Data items
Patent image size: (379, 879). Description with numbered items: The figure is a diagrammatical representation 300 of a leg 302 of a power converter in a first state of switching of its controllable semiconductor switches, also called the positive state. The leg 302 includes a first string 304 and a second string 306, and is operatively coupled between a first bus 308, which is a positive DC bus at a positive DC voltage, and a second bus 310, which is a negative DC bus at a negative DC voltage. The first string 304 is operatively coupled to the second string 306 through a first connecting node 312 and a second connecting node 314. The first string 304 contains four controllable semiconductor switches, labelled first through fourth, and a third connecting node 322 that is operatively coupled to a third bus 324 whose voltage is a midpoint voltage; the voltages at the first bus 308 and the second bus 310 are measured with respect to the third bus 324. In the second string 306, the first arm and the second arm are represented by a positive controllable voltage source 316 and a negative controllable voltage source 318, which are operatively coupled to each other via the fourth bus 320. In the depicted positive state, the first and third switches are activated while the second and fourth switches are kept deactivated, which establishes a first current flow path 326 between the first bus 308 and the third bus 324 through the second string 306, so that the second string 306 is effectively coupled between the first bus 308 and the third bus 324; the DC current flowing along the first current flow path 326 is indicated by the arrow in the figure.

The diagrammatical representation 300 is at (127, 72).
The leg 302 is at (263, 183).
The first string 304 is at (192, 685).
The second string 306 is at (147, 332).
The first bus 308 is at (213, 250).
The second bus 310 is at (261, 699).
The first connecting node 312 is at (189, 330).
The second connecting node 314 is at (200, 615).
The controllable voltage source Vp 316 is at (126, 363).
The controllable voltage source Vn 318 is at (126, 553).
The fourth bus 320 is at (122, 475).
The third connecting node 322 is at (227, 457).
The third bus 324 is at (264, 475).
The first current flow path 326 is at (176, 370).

- [TASK OBJECTIVE]:
Pull out each line of the entries above that contains the word "path", and copy those lines unchanged.

- [SOLUTION FOR THIS PROBLEM]:
Patent image size: (379, 879). Description with numbered items: The figure is a diagrammatical representation 300 of a leg 302 of a power converter in a first state of switching of its controllable semiconductor switches, also called the positive state. The leg 302 includes a first string 304 and a second string 306, and is operatively coupled between a first bus 308, which is a positive DC bus at a positive DC voltage, and a second bus 310, which is a negative DC bus at a negative DC voltage. The first string 304 is operatively coupled to the second string 306 through a first connecting node 312 and a second connecting node 314. The first string 304 contains four controllable semiconductor switches, labelled first through fourth, and a third connecting node 322 that is operatively coupled to a third bus 324 whose voltage is a midpoint voltage; the voltages at the first bus 308 and the second bus 310 are measured with respect to the third bus 324. In the second string 306, the first arm and the second arm are represented by a positive controllable voltage source 316 and a negative controllable voltage source 318, which are operatively coupled to each other via the fourth bus 320. In the depicted positive state, the first and third switches are activated while the second and fourth switches are kept deactivated, which establishes a first current flow path 326 between the first bus 308 and the third bus 324 through the second string 306, so that the second string 306 is effectively coupled between the first bus 308 and the third bus 324; the DC current flowing along the first current flow path 326 is indicated by the arrow in the figure.
The first current flow path 326 is at (176, 370).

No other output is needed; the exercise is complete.